§ **Records shown**
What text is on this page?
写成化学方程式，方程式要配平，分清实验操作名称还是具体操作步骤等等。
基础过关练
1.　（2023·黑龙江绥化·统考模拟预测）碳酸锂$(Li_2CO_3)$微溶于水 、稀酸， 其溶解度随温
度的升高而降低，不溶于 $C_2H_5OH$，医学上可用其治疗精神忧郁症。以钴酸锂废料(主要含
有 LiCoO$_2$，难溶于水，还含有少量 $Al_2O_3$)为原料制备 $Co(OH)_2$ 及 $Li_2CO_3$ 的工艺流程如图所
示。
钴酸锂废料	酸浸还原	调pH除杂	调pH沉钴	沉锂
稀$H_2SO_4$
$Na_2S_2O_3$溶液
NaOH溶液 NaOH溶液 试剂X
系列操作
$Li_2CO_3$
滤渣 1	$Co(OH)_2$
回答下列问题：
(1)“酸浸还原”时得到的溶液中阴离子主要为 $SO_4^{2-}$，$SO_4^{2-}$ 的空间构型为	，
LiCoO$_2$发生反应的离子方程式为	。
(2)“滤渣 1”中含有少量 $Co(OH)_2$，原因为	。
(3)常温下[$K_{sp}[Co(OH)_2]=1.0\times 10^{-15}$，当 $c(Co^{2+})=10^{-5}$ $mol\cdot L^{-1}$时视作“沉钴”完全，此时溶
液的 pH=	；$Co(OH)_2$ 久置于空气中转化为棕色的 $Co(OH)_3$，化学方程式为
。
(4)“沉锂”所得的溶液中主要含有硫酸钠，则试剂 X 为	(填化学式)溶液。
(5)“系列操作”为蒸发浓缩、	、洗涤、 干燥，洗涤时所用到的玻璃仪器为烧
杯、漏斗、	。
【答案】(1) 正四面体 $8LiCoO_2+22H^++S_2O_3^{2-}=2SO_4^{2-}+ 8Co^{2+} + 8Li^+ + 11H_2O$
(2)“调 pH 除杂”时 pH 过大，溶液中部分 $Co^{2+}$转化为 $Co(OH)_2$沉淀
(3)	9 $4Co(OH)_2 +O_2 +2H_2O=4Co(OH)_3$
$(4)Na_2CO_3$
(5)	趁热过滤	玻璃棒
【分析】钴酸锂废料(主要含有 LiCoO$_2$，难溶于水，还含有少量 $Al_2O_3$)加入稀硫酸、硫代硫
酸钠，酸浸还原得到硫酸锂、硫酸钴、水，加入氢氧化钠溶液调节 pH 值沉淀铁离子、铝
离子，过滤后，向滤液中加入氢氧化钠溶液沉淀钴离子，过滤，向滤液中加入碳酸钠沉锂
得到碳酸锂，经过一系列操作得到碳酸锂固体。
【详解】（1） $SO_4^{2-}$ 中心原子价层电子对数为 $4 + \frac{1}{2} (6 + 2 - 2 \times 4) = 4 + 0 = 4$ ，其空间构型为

§ **Direction**
Copy out each line of the data where the string "难溶于水" appears.

§ **Exercise result**
有 LiCoO$_2$，难溶于水，还含有少量 $Al_2O_3$)为原料制备 $Co(OH)_2$ 及 $Li_2CO_3$ 的工艺流程如图所
【分析】钴酸锂废料(主要含有 LiCoO$_2$，难溶于水，还含有少量 $Al_2O_3$)加入稀硫酸、硫代硫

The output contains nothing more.